▶ GOAL OF THE EXERCISE: Pick out each line in these entries that contains the string "Radiation".

━━━━━━━━━━

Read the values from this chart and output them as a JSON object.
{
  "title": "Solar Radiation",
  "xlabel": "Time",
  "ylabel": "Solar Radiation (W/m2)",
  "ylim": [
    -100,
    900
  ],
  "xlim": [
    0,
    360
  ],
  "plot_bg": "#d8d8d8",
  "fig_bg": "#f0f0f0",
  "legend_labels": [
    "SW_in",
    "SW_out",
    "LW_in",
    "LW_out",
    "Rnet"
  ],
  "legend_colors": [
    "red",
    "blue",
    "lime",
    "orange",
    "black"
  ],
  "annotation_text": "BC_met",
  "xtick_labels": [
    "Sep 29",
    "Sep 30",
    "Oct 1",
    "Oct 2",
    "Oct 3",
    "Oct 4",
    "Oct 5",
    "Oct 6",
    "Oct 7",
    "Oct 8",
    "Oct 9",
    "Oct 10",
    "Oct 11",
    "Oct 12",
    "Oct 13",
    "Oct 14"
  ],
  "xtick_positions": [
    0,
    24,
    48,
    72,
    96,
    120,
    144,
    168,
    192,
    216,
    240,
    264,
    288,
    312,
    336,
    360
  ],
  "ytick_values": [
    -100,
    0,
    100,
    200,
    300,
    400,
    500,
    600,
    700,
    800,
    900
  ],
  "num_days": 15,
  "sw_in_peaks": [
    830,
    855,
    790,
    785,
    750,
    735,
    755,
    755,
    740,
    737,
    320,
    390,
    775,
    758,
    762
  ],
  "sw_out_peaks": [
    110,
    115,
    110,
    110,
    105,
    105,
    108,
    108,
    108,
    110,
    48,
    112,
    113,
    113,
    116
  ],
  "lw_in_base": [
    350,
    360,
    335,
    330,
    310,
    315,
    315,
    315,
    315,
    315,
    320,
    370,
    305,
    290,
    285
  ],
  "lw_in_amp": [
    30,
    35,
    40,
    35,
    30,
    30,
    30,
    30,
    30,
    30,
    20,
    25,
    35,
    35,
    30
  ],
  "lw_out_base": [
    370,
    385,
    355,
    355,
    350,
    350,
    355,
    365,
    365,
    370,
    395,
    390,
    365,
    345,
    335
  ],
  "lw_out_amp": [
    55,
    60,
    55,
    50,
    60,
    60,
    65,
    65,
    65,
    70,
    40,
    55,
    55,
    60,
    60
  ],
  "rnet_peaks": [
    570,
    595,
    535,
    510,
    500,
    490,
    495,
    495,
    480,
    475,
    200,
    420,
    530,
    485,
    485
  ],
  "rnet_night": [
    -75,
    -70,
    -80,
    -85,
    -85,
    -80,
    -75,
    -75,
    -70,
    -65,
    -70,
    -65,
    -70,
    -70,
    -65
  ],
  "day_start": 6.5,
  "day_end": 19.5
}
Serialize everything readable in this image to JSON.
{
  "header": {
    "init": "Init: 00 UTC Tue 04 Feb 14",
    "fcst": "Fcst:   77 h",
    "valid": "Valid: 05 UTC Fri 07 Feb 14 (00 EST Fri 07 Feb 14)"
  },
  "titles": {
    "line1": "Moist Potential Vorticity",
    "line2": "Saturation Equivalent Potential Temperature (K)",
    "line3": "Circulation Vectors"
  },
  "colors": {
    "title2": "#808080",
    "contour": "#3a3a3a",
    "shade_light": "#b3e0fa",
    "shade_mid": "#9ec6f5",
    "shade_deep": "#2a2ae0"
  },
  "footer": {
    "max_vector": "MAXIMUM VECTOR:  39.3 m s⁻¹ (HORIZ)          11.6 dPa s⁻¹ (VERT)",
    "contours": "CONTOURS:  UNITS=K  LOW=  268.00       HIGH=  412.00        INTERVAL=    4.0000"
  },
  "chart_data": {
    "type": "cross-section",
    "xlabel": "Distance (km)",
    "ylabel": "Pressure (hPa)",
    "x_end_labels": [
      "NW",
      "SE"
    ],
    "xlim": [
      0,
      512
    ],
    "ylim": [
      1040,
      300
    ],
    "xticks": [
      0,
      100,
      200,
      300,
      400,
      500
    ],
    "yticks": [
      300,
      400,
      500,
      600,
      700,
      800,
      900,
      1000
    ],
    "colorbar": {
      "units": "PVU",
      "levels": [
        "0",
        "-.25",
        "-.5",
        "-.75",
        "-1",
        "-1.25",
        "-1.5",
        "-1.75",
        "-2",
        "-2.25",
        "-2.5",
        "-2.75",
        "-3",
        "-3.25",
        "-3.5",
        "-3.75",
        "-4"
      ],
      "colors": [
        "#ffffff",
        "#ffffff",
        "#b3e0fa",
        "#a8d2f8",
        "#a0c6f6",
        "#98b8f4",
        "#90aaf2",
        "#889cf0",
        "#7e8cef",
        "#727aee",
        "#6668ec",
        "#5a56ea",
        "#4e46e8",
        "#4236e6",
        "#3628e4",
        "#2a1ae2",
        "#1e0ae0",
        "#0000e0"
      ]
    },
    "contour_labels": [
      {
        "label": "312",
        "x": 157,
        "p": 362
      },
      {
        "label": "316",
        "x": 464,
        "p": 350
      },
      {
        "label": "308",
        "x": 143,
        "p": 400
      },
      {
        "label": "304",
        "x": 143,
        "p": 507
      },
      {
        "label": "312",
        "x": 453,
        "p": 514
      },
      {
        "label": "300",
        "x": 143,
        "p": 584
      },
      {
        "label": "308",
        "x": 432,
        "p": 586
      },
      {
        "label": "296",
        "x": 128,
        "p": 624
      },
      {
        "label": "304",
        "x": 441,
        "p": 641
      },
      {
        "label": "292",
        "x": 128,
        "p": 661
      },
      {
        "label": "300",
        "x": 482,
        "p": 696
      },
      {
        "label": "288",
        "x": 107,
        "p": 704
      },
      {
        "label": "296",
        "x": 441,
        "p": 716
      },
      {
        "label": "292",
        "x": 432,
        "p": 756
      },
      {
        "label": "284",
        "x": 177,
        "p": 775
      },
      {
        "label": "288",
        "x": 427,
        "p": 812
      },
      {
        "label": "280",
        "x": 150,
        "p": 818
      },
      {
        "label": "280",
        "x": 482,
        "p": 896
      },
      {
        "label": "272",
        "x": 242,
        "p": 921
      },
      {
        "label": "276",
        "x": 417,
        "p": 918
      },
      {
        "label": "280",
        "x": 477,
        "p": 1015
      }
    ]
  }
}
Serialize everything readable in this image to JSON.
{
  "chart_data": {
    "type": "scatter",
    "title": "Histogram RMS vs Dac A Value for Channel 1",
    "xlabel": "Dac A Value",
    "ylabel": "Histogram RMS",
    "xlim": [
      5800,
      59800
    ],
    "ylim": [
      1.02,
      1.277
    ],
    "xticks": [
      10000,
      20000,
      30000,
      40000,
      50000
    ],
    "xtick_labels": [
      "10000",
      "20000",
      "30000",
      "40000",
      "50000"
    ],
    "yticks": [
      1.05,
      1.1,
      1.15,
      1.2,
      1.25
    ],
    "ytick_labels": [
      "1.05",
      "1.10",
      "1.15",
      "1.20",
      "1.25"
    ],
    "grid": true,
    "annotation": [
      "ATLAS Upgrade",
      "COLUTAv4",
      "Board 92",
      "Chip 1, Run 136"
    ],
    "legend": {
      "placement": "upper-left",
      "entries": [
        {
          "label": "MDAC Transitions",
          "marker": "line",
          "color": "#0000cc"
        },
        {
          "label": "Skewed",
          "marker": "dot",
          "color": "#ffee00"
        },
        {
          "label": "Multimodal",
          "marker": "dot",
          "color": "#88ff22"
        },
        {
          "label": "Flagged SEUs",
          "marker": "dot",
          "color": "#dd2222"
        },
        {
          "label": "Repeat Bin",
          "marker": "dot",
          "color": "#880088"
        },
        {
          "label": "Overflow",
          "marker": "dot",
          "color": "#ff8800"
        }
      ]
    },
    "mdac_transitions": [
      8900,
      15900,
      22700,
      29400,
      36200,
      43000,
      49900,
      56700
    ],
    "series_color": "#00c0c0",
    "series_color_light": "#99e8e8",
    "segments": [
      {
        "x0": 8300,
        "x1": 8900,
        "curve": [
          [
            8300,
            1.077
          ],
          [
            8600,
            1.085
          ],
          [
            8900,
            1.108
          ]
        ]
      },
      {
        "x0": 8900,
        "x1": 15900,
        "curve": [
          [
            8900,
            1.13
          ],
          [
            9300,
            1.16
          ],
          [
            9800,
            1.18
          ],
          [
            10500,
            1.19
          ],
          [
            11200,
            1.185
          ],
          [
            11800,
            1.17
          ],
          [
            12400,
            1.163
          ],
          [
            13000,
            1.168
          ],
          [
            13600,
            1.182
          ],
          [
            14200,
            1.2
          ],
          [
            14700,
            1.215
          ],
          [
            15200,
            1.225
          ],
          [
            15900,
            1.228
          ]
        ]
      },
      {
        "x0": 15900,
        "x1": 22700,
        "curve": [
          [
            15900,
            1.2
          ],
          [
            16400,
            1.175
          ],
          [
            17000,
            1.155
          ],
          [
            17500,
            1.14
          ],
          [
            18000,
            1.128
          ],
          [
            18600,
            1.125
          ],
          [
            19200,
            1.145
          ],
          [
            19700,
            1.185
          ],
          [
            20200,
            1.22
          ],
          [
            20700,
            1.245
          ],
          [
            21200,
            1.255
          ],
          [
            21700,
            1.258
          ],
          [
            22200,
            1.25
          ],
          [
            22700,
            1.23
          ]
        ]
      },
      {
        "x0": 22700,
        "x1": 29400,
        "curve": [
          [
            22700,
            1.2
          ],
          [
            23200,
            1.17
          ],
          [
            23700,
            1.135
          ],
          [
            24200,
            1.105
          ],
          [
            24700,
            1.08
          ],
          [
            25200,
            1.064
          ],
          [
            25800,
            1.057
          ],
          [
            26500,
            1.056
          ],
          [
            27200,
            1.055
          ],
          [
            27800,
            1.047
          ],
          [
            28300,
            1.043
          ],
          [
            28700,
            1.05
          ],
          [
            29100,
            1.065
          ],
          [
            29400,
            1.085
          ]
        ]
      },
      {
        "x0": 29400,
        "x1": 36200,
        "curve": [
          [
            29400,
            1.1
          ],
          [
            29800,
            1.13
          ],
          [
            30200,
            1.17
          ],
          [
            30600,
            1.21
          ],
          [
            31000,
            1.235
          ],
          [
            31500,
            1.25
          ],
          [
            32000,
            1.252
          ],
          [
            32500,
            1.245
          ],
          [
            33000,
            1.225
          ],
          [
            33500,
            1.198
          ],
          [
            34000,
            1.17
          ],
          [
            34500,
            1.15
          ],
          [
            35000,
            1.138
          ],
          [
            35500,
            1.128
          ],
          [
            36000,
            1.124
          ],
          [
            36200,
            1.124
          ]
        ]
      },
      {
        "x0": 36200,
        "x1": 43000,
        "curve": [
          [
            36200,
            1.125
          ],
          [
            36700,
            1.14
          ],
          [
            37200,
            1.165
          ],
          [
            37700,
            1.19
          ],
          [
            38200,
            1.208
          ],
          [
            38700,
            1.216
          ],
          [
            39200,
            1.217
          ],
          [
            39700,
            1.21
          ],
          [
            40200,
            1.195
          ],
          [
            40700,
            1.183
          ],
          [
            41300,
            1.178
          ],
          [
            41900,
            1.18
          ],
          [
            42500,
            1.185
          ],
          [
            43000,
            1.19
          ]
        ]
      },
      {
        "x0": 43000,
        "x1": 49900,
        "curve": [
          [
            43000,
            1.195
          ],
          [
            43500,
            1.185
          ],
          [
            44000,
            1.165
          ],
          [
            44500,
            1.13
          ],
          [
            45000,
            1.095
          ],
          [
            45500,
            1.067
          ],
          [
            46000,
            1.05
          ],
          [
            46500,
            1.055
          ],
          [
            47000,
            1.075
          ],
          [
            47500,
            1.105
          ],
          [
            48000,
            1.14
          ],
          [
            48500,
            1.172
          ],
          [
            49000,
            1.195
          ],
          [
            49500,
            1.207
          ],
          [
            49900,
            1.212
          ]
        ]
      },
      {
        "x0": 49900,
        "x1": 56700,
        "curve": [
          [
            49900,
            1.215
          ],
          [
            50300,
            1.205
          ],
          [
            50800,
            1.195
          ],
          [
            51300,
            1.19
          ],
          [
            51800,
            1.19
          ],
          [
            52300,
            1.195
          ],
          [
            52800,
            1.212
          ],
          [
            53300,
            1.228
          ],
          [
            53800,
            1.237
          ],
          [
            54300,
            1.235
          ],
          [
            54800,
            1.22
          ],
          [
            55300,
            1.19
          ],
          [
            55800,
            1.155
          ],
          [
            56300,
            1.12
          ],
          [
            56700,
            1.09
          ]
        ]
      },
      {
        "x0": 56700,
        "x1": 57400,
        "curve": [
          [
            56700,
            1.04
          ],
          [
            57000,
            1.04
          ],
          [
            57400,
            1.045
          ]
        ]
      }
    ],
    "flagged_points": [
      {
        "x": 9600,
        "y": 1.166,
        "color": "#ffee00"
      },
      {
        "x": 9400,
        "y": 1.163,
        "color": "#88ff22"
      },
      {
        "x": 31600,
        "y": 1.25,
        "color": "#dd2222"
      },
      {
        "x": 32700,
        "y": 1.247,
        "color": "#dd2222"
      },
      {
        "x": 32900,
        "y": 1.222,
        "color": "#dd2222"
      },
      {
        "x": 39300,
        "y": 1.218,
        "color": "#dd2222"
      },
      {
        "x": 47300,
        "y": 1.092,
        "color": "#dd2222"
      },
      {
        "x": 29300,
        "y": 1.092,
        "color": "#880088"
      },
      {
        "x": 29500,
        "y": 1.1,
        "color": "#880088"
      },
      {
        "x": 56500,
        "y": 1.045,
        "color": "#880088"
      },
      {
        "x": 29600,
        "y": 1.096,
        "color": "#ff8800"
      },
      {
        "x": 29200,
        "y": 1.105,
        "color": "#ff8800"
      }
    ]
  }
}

━━━━━━━━━━

▶ ANSWER TO THE TASK:
  "title": "Solar Radiation",
  "ylabel": "Solar Radiation (W/m2)",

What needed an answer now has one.